- _SET PROBLEM_
Repeat every entry word for word, skipping the pictures.

Stored data entries:
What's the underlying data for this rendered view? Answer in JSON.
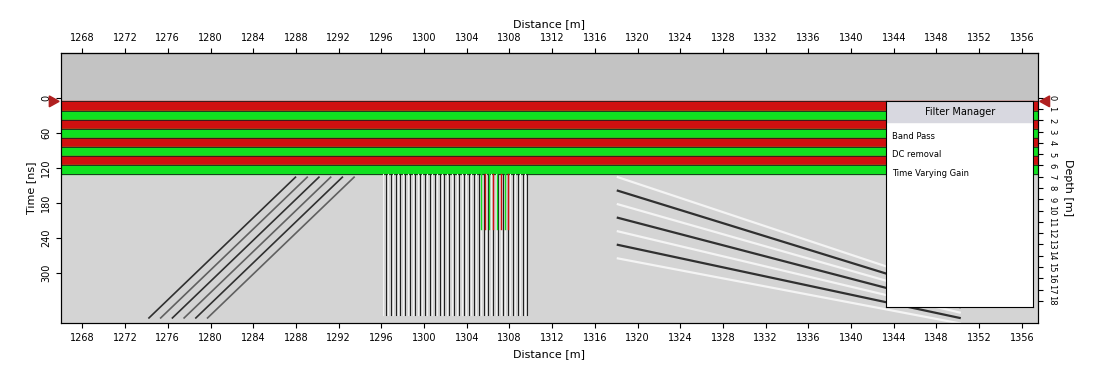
{
  "chart_data": {
    "type": "radargram",
    "x_label": "Distance [m]",
    "y_label": "Time [ns]",
    "y2_label": "Depth [m]",
    "xlim": [
      1266,
      1357.5
    ],
    "xticks": [
      1268,
      1272,
      1276,
      1280,
      1284,
      1288,
      1292,
      1296,
      1300,
      1304,
      1308,
      1312,
      1316,
      1320,
      1324,
      1328,
      1332,
      1336,
      1340,
      1344,
      1348,
      1352,
      1356
    ],
    "ylim": [
      386,
      -78
    ],
    "yticks": [
      0,
      60,
      120,
      180,
      240,
      300
    ],
    "y2lim": [
      20,
      -4
    ],
    "y2ticks": [
      0,
      1,
      2,
      3,
      4,
      5,
      6,
      7,
      8,
      9,
      10,
      11,
      12,
      13,
      14,
      15,
      16,
      17,
      18
    ],
    "panel": {
      "title": "Filter Manager",
      "items": [
        "Band Pass",
        "DC removal",
        "Time Varying Gain"
      ]
    }
  }
}
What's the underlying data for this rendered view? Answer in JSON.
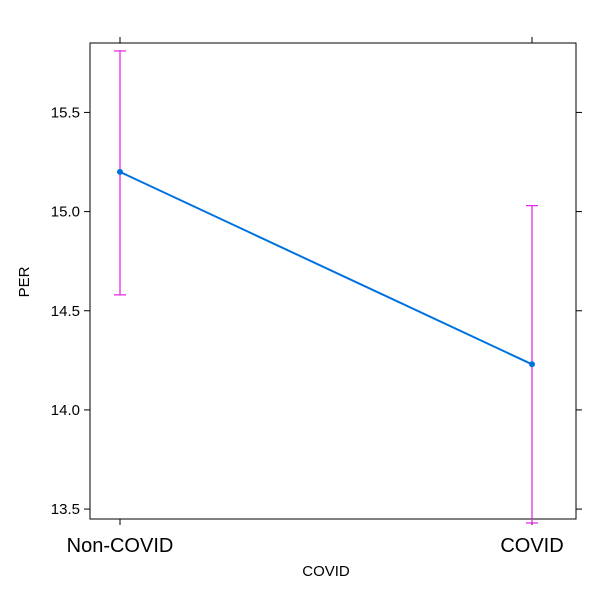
{
  "chart_data": {
    "type": "line",
    "title": "",
    "xlabel": "COVID",
    "ylabel": "PER",
    "categories": [
      "Non-COVID",
      "COVID"
    ],
    "series": [
      {
        "values": [
          15.2,
          14.23
        ],
        "lower": [
          14.58,
          13.43
        ],
        "upper": [
          15.81,
          15.03
        ]
      }
    ],
    "ylim": [
      13.45,
      15.85
    ],
    "yticks": [
      13.5,
      14.0,
      14.5,
      15.0,
      15.5
    ],
    "ytick_labels": [
      "13.5",
      "14.0",
      "14.5",
      "15.0",
      "15.5"
    ],
    "grid": false,
    "colors": {
      "line": "#0072e0",
      "errorbar": "#e020e0",
      "axis": "#000000"
    }
  }
}
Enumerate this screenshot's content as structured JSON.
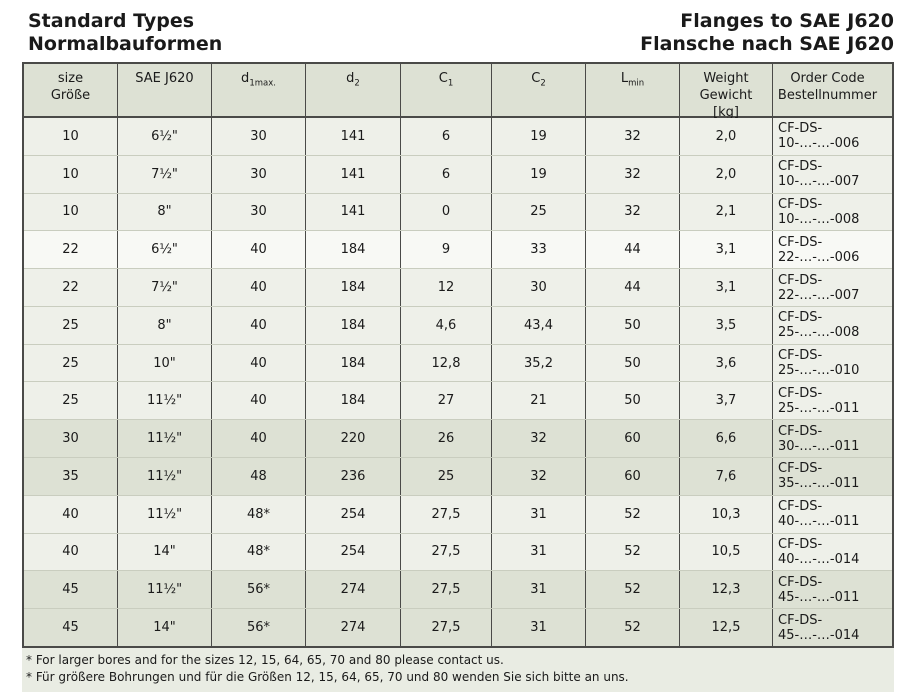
{
  "page": {
    "title_left_line1": "Standard Types",
    "title_left_line2": "Normalbauformen",
    "title_right_line1": "Flanges to SAE J620",
    "title_right_line2": "Flansche nach SAE J620"
  },
  "colors": {
    "header_bg": "#dde1d4",
    "row_light": "#eef0e9",
    "row_white": "#f8f9f5",
    "row_dark": "#dde1d4",
    "note_band_bg": "#e9ece3",
    "border_dark": "#4a4a48",
    "row_divider": "#c9cdbf"
  },
  "table": {
    "columns": [
      {
        "id": "size",
        "lines": [
          "size",
          "Größe"
        ]
      },
      {
        "id": "sae-j620",
        "lines": [
          "SAE J620"
        ]
      },
      {
        "id": "d1max",
        "base": "d",
        "sub": "1max."
      },
      {
        "id": "d2",
        "base": "d",
        "sub": "2"
      },
      {
        "id": "c1",
        "base": "C",
        "sub": "1"
      },
      {
        "id": "c2",
        "base": "C",
        "sub": "2"
      },
      {
        "id": "lmin",
        "base": "L",
        "sub": "min"
      },
      {
        "id": "weight",
        "lines": [
          "Weight",
          "Gewicht",
          "[kg]"
        ]
      },
      {
        "id": "order-code",
        "lines": [
          "Order Code",
          "Bestellnummer"
        ]
      }
    ],
    "rows": [
      {
        "shade": "light",
        "cells": [
          "10",
          "6½\"",
          "30",
          "141",
          "6",
          "19",
          "32",
          "2,0",
          "CF-DS-10-…-…-006"
        ]
      },
      {
        "shade": "light",
        "cells": [
          "10",
          "7½\"",
          "30",
          "141",
          "6",
          "19",
          "32",
          "2,0",
          "CF-DS-10-…-…-007"
        ]
      },
      {
        "shade": "light",
        "cells": [
          "10",
          "8\"",
          "30",
          "141",
          "0",
          "25",
          "32",
          "2,1",
          "CF-DS-10-…-…-008"
        ]
      },
      {
        "shade": "white",
        "cells": [
          "22",
          "6½\"",
          "40",
          "184",
          "9",
          "33",
          "44",
          "3,1",
          "CF-DS-22-…-…-006"
        ]
      },
      {
        "shade": "light",
        "cells": [
          "22",
          "7½\"",
          "40",
          "184",
          "12",
          "30",
          "44",
          "3,1",
          "CF-DS-22-…-…-007"
        ]
      },
      {
        "shade": "light",
        "cells": [
          "25",
          "8\"",
          "40",
          "184",
          "4,6",
          "43,4",
          "50",
          "3,5",
          "CF-DS-25-…-…-008"
        ]
      },
      {
        "shade": "light",
        "cells": [
          "25",
          "10\"",
          "40",
          "184",
          "12,8",
          "35,2",
          "50",
          "3,6",
          "CF-DS-25-…-…-010"
        ]
      },
      {
        "shade": "light",
        "cells": [
          "25",
          "11½\"",
          "40",
          "184",
          "27",
          "21",
          "50",
          "3,7",
          "CF-DS-25-…-…-011"
        ]
      },
      {
        "shade": "dark",
        "cells": [
          "30",
          "11½\"",
          "40",
          "220",
          "26",
          "32",
          "60",
          "6,6",
          "CF-DS-30-…-…-011"
        ]
      },
      {
        "shade": "dark",
        "cells": [
          "35",
          "11½\"",
          "48",
          "236",
          "25",
          "32",
          "60",
          "7,6",
          "CF-DS-35-…-…-011"
        ]
      },
      {
        "shade": "light",
        "cells": [
          "40",
          "11½\"",
          "48*",
          "254",
          "27,5",
          "31",
          "52",
          "10,3",
          "CF-DS-40-…-…-011"
        ]
      },
      {
        "shade": "light",
        "cells": [
          "40",
          "14\"",
          "48*",
          "254",
          "27,5",
          "31",
          "52",
          "10,5",
          "CF-DS-40-…-…-014"
        ]
      },
      {
        "shade": "dark",
        "cells": [
          "45",
          "11½\"",
          "56*",
          "274",
          "27,5",
          "31",
          "52",
          "12,3",
          "CF-DS-45-…-…-011"
        ]
      },
      {
        "shade": "dark",
        "cells": [
          "45",
          "14\"",
          "56*",
          "274",
          "27,5",
          "31",
          "52",
          "12,5",
          "CF-DS-45-…-…-014"
        ]
      }
    ]
  },
  "notes": [
    "* For larger bores and for the sizes 12, 15, 64, 65, 70 and 80 please contact us.",
    "* Für größere Bohrungen und für die Größen 12, 15, 64, 65, 70 und 80 wenden Sie sich bitte an uns."
  ]
}
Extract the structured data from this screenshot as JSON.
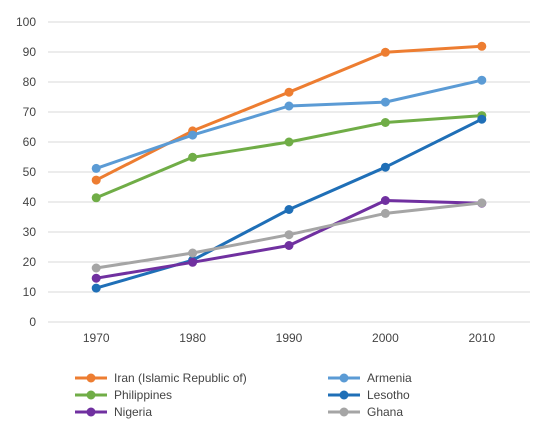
{
  "chart_data": {
    "type": "line",
    "x": [
      "1970",
      "1980",
      "1990",
      "2000",
      "2010"
    ],
    "ylim": [
      0,
      100
    ],
    "yticks": [
      0,
      10,
      20,
      30,
      40,
      50,
      60,
      70,
      80,
      90,
      100
    ],
    "grid": "horizontal",
    "legend_position": "bottom",
    "series": [
      {
        "name": "Iran (Islamic Republic of)",
        "color": "#ED7D31",
        "values": [
          47.3,
          63.7,
          76.6,
          89.9,
          91.9
        ]
      },
      {
        "name": "Armenia",
        "color": "#5B9BD5",
        "values": [
          51.2,
          62.3,
          72.0,
          73.3,
          80.6
        ]
      },
      {
        "name": "Philippines",
        "color": "#70AD47",
        "values": [
          41.4,
          54.9,
          60.0,
          66.5,
          68.8
        ]
      },
      {
        "name": "Lesotho",
        "color": "#1F6FB7",
        "values": [
          11.3,
          20.6,
          37.5,
          51.6,
          67.6
        ]
      },
      {
        "name": "Nigeria",
        "color": "#7030A0",
        "values": [
          14.6,
          19.9,
          25.5,
          40.5,
          39.6
        ]
      },
      {
        "name": "Ghana",
        "color": "#A5A5A5",
        "values": [
          18.0,
          23.0,
          29.1,
          36.2,
          39.7
        ]
      }
    ]
  }
}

- _SOLUTION FOR THIS PROBLEM_
What's the underlying data for this rendered view? Answer in JSON.
{
  "chart_data": {
    "type": "radargram",
    "x_label": "Distance [m]",
    "y_label": "Time [ns]",
    "y2_label": "Depth [m]",
    "xlim": [
      1266,
      1357.5
    ],
    "xticks": [
      1268,
      1272,
      1276,
      1280,
      1284,
      1288,
      1292,
      1296,
      1300,
      1304,
      1308,
      1312,
      1316,
      1320,
      1324,
      1328,
      1332,
      1336,
      1340,
      1344,
      1348,
      1352,
      1356
    ],
    "ylim": [
      386,
      -78
    ],
    "yticks": [
      0,
      60,
      120,
      180,
      240,
      300
    ],
    "y2lim": [
      20,
      -4
    ],
    "y2ticks": [
      0,
      1,
      2,
      3,
      4,
      5,
      6,
      7,
      8,
      9,
      10,
      11,
      12,
      13,
      14,
      15,
      16,
      17,
      18
    ],
    "panel": {
      "title": "Filter Manager",
      "items": [
        "Band Pass",
        "DC removal",
        "Time Varying Gain"
      ]
    }
  }
}
What's the underlying data for this rendered view? Answer in JSON.
{
  "chart_data": {
    "type": "line",
    "title": "",
    "xlabel": "COVID",
    "ylabel": "PER",
    "categories": [
      "Non-COVID",
      "COVID"
    ],
    "series": [
      {
        "values": [
          15.2,
          14.23
        ],
        "lower": [
          14.58,
          13.43
        ],
        "upper": [
          15.81,
          15.03
        ]
      }
    ],
    "ylim": [
      13.45,
      15.85
    ],
    "yticks": [
      13.5,
      14.0,
      14.5,
      15.0,
      15.5
    ],
    "ytick_labels": [
      "13.5",
      "14.0",
      "14.5",
      "15.0",
      "15.5"
    ],
    "grid": false,
    "colors": {
      "line": "#0072e0",
      "errorbar": "#e020e0",
      "axis": "#000000"
    }
  }
}
Enumerate this screenshot's content as structured JSON.
{
  "page": {
    "title_left_line1": "Standard Types",
    "title_left_line2": "Normalbauformen",
    "title_right_line1": "Flanges to SAE J620",
    "title_right_line2": "Flansche nach SAE J620"
  },
  "colors": {
    "header_bg": "#dde1d4",
    "row_light": "#eef0e9",
    "row_white": "#f8f9f5",
    "row_dark": "#dde1d4",
    "note_band_bg": "#e9ece3",
    "border_dark": "#4a4a48",
    "row_divider": "#c9cdbf"
  },
  "table": {
    "columns": [
      {
        "id": "size",
        "lines": [
          "size",
          "Größe"
        ]
      },
      {
        "id": "sae-j620",
        "lines": [
          "SAE J620"
        ]
      },
      {
        "id": "d1max",
        "base": "d",
        "sub": "1max."
      },
      {
        "id": "d2",
        "base": "d",
        "sub": "2"
      },
      {
        "id": "c1",
        "base": "C",
        "sub": "1"
      },
      {
        "id": "c2",
        "base": "C",
        "sub": "2"
      },
      {
        "id": "lmin",
        "base": "L",
        "sub": "min"
      },
      {
        "id": "weight",
        "lines": [
          "Weight",
          "Gewicht",
          "[kg]"
        ]
      },
      {
        "id": "order-code",
        "lines": [
          "Order Code",
          "Bestellnummer"
        ]
      }
    ],
    "rows": [
      {
        "shade": "light",
        "cells": [
          "10",
          "6½\"",
          "30",
          "141",
          "6",
          "19",
          "32",
          "2,0",
          "CF-DS-10-…-…-006"
        ]
      },
      {
        "shade": "light",
        "cells": [
          "10",
          "7½\"",
          "30",
          "141",
          "6",
          "19",
          "32",
          "2,0",
          "CF-DS-10-…-…-007"
        ]
      },
      {
        "shade": "light",
        "cells": [
          "10",
          "8\"",
          "30",
          "141",
          "0",
          "25",
          "32",
          "2,1",
          "CF-DS-10-…-…-008"
        ]
      },
      {
        "shade": "white",
        "cells": [
          "22",
          "6½\"",
          "40",
          "184",
          "9",
          "33",
          "44",
          "3,1",
          "CF-DS-22-…-…-006"
        ]
      },
      {
        "shade": "light",
        "cells": [
          "22",
          "7½\"",
          "40",
          "184",
          "12",
          "30",
          "44",
          "3,1",
          "CF-DS-22-…-…-007"
        ]
      },
      {
        "shade": "light",
        "cells": [
          "25",
          "8\"",
          "40",
          "184",
          "4,6",
          "43,4",
          "50",
          "3,5",
          "CF-DS-25-…-…-008"
        ]
      },
      {
        "shade": "light",
        "cells": [
          "25",
          "10\"",
          "40",
          "184",
          "12,8",
          "35,2",
          "50",
          "3,6",
          "CF-DS-25-…-…-010"
        ]
      },
      {
        "shade": "light",
        "cells": [
          "25",
          "11½\"",
          "40",
          "184",
          "27",
          "21",
          "50",
          "3,7",
          "CF-DS-25-…-…-011"
        ]
      },
      {
        "shade": "dark",
        "cells": [
          "30",
          "11½\"",
          "40",
          "220",
          "26",
          "32",
          "60",
          "6,6",
          "CF-DS-30-…-…-011"
        ]
      },
      {
        "shade": "dark",
        "cells": [
          "35",
          "11½\"",
          "48",
          "236",
          "25",
          "32",
          "60",
          "7,6",
          "CF-DS-35-…-…-011"
        ]
      },
      {
        "shade": "light",
        "cells": [
          "40",
          "11½\"",
          "48*",
          "254",
          "27,5",
          "31",
          "52",
          "10,3",
          "CF-DS-40-…-…-011"
        ]
      },
      {
        "shade": "light",
        "cells": [
          "40",
          "14\"",
          "48*",
          "254",
          "27,5",
          "31",
          "52",
          "10,5",
          "CF-DS-40-…-…-014"
        ]
      },
      {
        "shade": "dark",
        "cells": [
          "45",
          "11½\"",
          "56*",
          "274",
          "27,5",
          "31",
          "52",
          "12,3",
          "CF-DS-45-…-…-011"
        ]
      },
      {
        "shade": "dark",
        "cells": [
          "45",
          "14\"",
          "56*",
          "274",
          "27,5",
          "31",
          "52",
          "12,5",
          "CF-DS-45-…-…-014"
        ]
      }
    ]
  },
  "notes": [
    "* For larger bores and for the sizes 12, 15, 64, 65, 70 and 80 please contact us.",
    "* Für größere Bohrungen und für die Größen 12, 15, 64, 65, 70 und 80 wenden Sie sich bitte an uns."
  ]
}
Extract the structured data from this screenshot as JSON.
{
  "chart_data": {
    "type": "line",
    "x": [
      "1970",
      "1980",
      "1990",
      "2000",
      "2010"
    ],
    "ylim": [
      0,
      100
    ],
    "yticks": [
      0,
      10,
      20,
      30,
      40,
      50,
      60,
      70,
      80,
      90,
      100
    ],
    "grid": "horizontal",
    "legend_position": "bottom",
    "series": [
      {
        "name": "Iran (Islamic Republic of)",
        "color": "#ED7D31",
        "values": [
          47.3,
          63.7,
          76.6,
          89.9,
          91.9
        ]
      },
      {
        "name": "Armenia",
        "color": "#5B9BD5",
        "values": [
          51.2,
          62.3,
          72.0,
          73.3,
          80.6
        ]
      },
      {
        "name": "Philippines",
        "color": "#70AD47",
        "values": [
          41.4,
          54.9,
          60.0,
          66.5,
          68.8
        ]
      },
      {
        "name": "Lesotho",
        "color": "#1F6FB7",
        "values": [
          11.3,
          20.6,
          37.5,
          51.6,
          67.6
        ]
      },
      {
        "name": "Nigeria",
        "color": "#7030A0",
        "values": [
          14.6,
          19.9,
          25.5,
          40.5,
          39.6
        ]
      },
      {
        "name": "Ghana",
        "color": "#A5A5A5",
        "values": [
          18.0,
          23.0,
          29.1,
          36.2,
          39.7
        ]
      }
    ]
  }
}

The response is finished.